◆ **TASK STATEMENT**: Every line in the listing is to be echoed verbatim.
+ + + + +
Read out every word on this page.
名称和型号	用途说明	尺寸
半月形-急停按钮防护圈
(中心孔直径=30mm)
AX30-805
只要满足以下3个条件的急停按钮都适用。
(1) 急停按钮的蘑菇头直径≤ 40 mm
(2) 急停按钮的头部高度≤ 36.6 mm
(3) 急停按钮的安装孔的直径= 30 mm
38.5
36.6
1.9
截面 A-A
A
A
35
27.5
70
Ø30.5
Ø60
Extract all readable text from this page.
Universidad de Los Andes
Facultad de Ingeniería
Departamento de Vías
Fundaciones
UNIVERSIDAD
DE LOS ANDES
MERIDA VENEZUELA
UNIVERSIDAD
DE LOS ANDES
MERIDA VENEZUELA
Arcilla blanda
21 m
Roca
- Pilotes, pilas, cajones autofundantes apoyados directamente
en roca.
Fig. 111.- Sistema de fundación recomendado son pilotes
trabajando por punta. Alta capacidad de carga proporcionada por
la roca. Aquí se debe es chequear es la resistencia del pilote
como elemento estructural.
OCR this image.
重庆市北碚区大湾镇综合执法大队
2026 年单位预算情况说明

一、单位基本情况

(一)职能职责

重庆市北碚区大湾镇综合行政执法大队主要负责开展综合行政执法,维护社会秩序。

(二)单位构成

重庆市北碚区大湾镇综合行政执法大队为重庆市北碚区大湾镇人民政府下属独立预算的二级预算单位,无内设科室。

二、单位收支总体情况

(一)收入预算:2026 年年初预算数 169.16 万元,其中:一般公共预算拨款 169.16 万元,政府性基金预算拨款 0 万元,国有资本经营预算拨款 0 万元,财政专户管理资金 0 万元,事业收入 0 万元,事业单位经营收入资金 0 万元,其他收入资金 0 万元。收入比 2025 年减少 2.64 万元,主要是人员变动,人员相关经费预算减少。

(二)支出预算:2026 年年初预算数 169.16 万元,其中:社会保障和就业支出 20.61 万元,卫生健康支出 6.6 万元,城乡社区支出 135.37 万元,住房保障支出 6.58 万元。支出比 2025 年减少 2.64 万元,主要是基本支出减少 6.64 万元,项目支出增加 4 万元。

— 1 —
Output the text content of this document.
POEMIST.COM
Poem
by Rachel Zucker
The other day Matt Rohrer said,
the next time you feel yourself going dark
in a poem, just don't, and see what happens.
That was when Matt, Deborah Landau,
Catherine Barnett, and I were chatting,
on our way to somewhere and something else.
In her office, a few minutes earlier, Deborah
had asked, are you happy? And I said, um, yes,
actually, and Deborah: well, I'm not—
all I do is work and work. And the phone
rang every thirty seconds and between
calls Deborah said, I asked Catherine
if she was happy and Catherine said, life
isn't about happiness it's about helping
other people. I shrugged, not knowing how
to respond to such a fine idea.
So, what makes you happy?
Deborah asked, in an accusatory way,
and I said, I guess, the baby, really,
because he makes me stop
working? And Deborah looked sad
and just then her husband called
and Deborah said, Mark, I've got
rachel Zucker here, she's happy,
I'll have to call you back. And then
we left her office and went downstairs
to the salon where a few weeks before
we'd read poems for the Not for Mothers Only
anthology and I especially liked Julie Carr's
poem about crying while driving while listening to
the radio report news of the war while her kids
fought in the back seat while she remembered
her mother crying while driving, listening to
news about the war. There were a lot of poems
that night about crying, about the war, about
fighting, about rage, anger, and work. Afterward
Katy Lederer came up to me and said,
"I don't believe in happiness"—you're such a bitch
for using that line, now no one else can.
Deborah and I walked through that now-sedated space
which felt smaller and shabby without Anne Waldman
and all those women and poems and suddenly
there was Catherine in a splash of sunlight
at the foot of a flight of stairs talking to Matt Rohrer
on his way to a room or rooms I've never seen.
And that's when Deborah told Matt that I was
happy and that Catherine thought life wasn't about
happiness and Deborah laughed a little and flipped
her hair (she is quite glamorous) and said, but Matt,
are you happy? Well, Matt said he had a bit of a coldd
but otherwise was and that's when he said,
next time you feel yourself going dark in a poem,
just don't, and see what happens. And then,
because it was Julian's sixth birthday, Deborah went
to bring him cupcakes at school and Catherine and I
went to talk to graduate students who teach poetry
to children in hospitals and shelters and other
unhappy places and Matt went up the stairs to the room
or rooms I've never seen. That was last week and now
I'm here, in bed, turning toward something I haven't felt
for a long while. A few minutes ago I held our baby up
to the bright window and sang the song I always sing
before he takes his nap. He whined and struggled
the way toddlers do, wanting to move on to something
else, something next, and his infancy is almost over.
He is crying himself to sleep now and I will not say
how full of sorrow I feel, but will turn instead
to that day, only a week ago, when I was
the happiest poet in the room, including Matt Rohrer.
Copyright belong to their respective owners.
+ + + + +
◆ **SOLUTION TO THE EXERCISE**:
Read out every word on this page.
名称和型号	用途说明	尺寸
半月形-急停按钮防护圈
(中心孔直径=30mm)
AX30-805
只要满足以下3个条件的急停按钮都适用。
(1) 急停按钮的蘑菇头直径≤ 40 mm
(2) 急停按钮的头部高度≤ 36.6 mm
(3) 急停按钮的安装孔的直径= 30 mm
38.5
36.6
1.9
截面 A-A
A
A
35
27.5
70
Ø30.5
Ø60
Extract all readable text from this page.
Universidad de Los Andes
Facultad de Ingeniería
Departamento de Vías
Fundaciones
UNIVERSIDAD
DE LOS ANDES
MERIDA VENEZUELA
UNIVERSIDAD
DE LOS ANDES
MERIDA VENEZUELA
Arcilla blanda
21 m
Roca
- Pilotes, pilas, cajones autofundantes apoyados directamente
en roca.
Fig. 111.- Sistema de fundación recomendado son pilotes
trabajando por punta. Alta capacidad de carga proporcionada por
la roca. Aquí se debe es chequear es la resistencia del pilote
como elemento estructural.
OCR this image.
重庆市北碚区大湾镇综合执法大队
2026 年单位预算情况说明

一、单位基本情况

(一)职能职责

重庆市北碚区大湾镇综合行政执法大队主要负责开展综合行政执法,维护社会秩序。

(二)单位构成

重庆市北碚区大湾镇综合行政执法大队为重庆市北碚区大湾镇人民政府下属独立预算的二级预算单位,无内设科室。

二、单位收支总体情况

(一)收入预算:2026 年年初预算数 169.16 万元,其中:一般公共预算拨款 169.16 万元,政府性基金预算拨款 0 万元,国有资本经营预算拨款 0 万元,财政专户管理资金 0 万元,事业收入 0 万元,事业单位经营收入资金 0 万元,其他收入资金 0 万元。收入比 2025 年减少 2.64 万元,主要是人员变动,人员相关经费预算减少。

(二)支出预算:2026 年年初预算数 169.16 万元,其中:社会保障和就业支出 20.61 万元,卫生健康支出 6.6 万元,城乡社区支出 135.37 万元,住房保障支出 6.58 万元。支出比 2025 年减少 2.64 万元,主要是基本支出减少 6.64 万元,项目支出增加 4 万元。

— 1 —
Output the text content of this document.
POEMIST.COM
Poem
by Rachel Zucker
The other day Matt Rohrer said,
the next time you feel yourself going dark
in a poem, just don't, and see what happens.
That was when Matt, Deborah Landau,
Catherine Barnett, and I were chatting,
on our way to somewhere and something else.
In her office, a few minutes earlier, Deborah
had asked, are you happy? And I said, um, yes,
actually, and Deborah: well, I'm not—
all I do is work and work. And the phone
rang every thirty seconds and between
calls Deborah said, I asked Catherine
if she was happy and Catherine said, life
isn't about happiness it's about helping
other people. I shrugged, not knowing how
to respond to such a fine idea.
So, what makes you happy?
Deborah asked, in an accusatory way,
and I said, I guess, the baby, really,
because he makes me stop
working? And Deborah looked sad
and just then her husband called
and Deborah said, Mark, I've got
rachel Zucker here, she's happy,
I'll have to call you back. And then
we left her office and went downstairs
to the salon where a few weeks before
we'd read poems for the Not for Mothers Only
anthology and I especially liked Julie Carr's
poem about crying while driving while listening to
the radio report news of the war while her kids
fought in the back seat while she remembered
her mother crying while driving, listening to
news about the war. There were a lot of poems
that night about crying, about the war, about
fighting, about rage, anger, and work. Afterward
Katy Lederer came up to me and said,
"I don't believe in happiness"—you're such a bitch
for using that line, now no one else can.
Deborah and I walked through that now-sedated space
which felt smaller and shabby without Anne Waldman
and all those women and poems and suddenly
there was Catherine in a splash of sunlight
at the foot of a flight of stairs talking to Matt Rohrer
on his way to a room or rooms I've never seen.
And that's when Deborah told Matt that I was
happy and that Catherine thought life wasn't about
happiness and Deborah laughed a little and flipped
her hair (she is quite glamorous) and said, but Matt,
are you happy? Well, Matt said he had a bit of a coldd
but otherwise was and that's when he said,
next time you feel yourself going dark in a poem,
just don't, and see what happens. And then,
because it was Julian's sixth birthday, Deborah went
to bring him cupcakes at school and Catherine and I
went to talk to graduate students who teach poetry
to children in hospitals and shelters and other
unhappy places and Matt went up the stairs to the room
or rooms I've never seen. That was last week and now
I'm here, in bed, turning toward something I haven't felt
for a long while. A few minutes ago I held our baby up
to the bright window and sang the song I always sing
before he takes his nap. He whined and struggled
the way toddlers do, wanting to move on to something
else, something next, and his infancy is almost over.
He is crying himself to sleep now and I will not say
how full of sorrow I feel, but will turn instead
to that day, only a week ago, when I was
the happiest poet in the room, including Matt Rohrer.
Copyright belong to their respective owners.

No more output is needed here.